--- begin Records for the exercise ---
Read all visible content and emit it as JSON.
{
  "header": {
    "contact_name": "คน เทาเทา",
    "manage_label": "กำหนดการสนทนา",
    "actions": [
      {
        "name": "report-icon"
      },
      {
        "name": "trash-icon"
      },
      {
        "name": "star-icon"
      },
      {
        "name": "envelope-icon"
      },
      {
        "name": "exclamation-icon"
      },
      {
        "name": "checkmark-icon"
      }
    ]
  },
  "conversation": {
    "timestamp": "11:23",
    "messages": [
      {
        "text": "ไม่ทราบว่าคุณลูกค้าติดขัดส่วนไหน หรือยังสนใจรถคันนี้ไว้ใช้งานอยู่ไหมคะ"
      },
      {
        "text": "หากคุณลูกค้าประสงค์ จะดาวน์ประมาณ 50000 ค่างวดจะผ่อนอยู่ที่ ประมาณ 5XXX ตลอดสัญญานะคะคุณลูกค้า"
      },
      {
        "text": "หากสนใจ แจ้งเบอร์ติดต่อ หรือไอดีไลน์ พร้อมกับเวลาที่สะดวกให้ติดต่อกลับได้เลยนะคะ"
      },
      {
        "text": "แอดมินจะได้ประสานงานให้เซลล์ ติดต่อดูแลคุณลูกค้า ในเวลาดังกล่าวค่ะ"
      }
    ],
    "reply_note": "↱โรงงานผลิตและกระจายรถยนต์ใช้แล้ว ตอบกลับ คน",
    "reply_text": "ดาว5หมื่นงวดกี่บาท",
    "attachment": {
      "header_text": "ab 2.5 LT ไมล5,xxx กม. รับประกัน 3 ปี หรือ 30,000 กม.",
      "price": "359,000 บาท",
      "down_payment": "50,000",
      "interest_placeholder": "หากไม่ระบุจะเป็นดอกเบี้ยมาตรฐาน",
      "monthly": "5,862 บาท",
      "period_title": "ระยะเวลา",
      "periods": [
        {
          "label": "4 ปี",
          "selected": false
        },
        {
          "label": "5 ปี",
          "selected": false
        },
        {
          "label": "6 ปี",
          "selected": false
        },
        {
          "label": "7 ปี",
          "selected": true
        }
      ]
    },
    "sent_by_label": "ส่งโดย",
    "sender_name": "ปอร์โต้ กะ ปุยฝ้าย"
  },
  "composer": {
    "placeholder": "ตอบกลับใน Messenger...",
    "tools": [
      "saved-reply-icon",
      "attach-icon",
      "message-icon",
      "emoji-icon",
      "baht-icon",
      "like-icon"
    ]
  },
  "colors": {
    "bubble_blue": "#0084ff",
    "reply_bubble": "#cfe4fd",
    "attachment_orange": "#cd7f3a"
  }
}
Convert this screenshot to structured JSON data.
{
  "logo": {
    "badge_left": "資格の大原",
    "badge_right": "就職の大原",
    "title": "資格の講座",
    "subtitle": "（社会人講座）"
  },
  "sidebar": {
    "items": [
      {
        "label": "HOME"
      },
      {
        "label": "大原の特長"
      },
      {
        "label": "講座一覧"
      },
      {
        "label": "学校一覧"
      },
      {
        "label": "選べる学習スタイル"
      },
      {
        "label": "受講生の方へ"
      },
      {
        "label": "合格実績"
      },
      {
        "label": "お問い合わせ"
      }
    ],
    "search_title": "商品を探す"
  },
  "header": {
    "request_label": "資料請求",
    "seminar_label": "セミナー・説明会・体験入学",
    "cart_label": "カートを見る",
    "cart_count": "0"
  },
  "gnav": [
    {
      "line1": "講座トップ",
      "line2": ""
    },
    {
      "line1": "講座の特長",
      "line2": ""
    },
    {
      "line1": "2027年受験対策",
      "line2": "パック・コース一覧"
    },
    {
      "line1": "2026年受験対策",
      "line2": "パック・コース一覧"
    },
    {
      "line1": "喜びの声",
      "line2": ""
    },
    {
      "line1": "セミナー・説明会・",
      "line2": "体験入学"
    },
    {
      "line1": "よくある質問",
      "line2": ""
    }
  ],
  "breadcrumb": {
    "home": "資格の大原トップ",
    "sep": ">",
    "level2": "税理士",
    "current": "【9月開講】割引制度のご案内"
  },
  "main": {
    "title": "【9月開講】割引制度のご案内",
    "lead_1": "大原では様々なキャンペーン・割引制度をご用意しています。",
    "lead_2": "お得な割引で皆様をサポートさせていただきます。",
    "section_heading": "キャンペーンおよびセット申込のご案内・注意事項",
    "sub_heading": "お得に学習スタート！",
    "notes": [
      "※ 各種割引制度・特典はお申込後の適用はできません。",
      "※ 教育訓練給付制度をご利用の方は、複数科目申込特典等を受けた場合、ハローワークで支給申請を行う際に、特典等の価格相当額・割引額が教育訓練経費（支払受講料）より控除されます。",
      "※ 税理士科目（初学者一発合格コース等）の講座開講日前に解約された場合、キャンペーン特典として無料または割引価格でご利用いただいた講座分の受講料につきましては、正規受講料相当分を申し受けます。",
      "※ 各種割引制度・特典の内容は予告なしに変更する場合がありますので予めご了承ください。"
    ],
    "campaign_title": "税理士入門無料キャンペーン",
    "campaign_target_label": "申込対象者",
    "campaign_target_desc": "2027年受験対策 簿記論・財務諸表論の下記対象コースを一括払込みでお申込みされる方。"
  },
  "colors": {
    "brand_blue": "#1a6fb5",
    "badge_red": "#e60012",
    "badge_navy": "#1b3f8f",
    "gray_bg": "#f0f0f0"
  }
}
--- end Records for the exercise ---
--- begin Records for the exercise ---
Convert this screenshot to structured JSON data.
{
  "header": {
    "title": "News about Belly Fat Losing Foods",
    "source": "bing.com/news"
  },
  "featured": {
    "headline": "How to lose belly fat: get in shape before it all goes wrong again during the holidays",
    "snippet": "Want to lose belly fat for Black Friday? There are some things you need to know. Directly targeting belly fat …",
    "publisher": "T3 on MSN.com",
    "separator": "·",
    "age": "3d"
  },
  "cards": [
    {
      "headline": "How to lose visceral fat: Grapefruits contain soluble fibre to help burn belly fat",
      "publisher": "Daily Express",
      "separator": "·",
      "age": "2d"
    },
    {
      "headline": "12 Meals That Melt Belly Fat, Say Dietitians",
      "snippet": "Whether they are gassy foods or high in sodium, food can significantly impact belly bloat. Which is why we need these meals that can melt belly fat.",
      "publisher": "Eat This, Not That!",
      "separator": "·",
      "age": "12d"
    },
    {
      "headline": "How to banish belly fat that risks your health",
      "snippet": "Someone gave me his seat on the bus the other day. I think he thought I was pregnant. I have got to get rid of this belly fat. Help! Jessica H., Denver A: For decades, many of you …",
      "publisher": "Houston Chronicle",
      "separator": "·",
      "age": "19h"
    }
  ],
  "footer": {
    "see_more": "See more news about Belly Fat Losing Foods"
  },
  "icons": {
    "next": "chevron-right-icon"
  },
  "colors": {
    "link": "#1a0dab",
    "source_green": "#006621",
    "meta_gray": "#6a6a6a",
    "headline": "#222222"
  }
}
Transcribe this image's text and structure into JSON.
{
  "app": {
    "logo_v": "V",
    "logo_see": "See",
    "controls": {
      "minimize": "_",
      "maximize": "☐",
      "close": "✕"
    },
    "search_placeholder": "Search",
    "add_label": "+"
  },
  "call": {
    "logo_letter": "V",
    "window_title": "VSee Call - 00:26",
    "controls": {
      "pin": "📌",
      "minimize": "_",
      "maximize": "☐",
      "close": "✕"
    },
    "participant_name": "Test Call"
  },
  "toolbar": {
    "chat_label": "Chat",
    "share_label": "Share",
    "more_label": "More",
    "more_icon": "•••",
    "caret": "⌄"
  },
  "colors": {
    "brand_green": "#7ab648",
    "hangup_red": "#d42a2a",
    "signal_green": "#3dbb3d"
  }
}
--- end Records for the exercise ---
--- begin Records for the exercise ---
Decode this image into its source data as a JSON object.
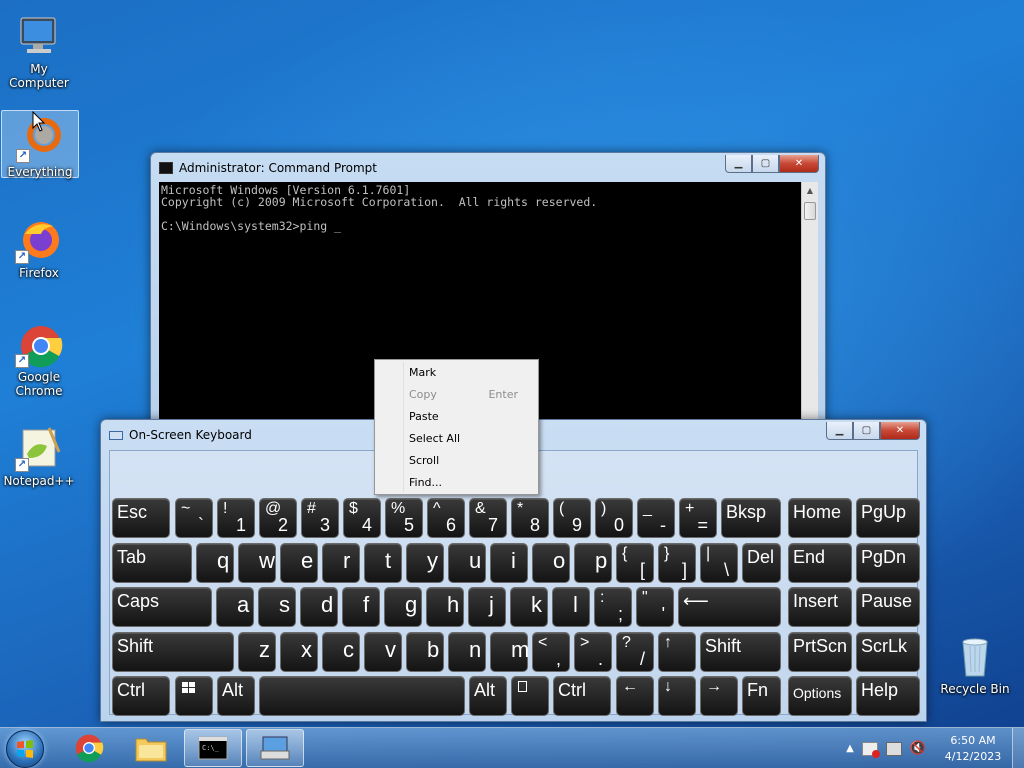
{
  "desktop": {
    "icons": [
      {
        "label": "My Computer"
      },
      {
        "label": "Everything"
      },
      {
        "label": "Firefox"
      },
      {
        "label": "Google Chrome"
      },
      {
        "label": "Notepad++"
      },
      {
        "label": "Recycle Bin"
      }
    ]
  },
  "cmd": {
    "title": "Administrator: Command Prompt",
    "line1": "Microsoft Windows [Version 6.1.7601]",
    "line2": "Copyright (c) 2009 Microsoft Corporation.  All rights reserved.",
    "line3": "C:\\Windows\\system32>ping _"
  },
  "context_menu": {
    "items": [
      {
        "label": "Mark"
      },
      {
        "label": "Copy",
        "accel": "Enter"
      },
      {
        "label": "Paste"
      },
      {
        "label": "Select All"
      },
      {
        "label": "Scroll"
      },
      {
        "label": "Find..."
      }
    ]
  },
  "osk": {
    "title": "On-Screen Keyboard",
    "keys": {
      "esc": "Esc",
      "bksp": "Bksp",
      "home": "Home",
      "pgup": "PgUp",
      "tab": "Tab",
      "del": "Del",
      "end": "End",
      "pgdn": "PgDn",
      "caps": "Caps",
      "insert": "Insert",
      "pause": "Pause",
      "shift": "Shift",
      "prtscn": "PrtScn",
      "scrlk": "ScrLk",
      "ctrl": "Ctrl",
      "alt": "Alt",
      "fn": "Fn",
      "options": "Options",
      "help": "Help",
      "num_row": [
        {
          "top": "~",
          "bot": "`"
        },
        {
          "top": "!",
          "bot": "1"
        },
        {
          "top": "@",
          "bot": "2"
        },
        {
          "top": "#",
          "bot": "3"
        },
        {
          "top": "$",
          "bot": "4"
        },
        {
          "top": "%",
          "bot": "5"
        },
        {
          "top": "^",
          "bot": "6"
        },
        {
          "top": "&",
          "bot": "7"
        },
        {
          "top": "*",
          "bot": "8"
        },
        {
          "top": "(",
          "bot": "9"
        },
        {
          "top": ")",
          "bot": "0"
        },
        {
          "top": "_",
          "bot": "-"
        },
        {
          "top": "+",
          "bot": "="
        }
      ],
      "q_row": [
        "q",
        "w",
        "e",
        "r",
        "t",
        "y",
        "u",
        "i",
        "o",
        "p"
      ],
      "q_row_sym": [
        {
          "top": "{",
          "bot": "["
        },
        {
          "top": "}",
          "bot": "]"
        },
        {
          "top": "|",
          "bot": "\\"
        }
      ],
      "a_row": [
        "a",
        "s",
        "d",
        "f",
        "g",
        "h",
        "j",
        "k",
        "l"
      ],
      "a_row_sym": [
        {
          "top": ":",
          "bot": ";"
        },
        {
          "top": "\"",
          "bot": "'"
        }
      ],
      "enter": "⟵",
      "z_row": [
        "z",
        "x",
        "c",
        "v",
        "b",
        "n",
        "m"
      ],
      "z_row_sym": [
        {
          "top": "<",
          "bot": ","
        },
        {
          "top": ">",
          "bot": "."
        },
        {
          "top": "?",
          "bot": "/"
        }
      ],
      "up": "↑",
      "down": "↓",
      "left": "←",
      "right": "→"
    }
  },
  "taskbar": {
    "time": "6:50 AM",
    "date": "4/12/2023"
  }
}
--- end Records for the exercise ---
* _Goal_
Extract, from the listing above, every line where the string "セミナー" occurs.

* _Solution for this problem_
    "seminar_label": "セミナー・説明会・体験入学",
      "line1": "セミナー・説明会・",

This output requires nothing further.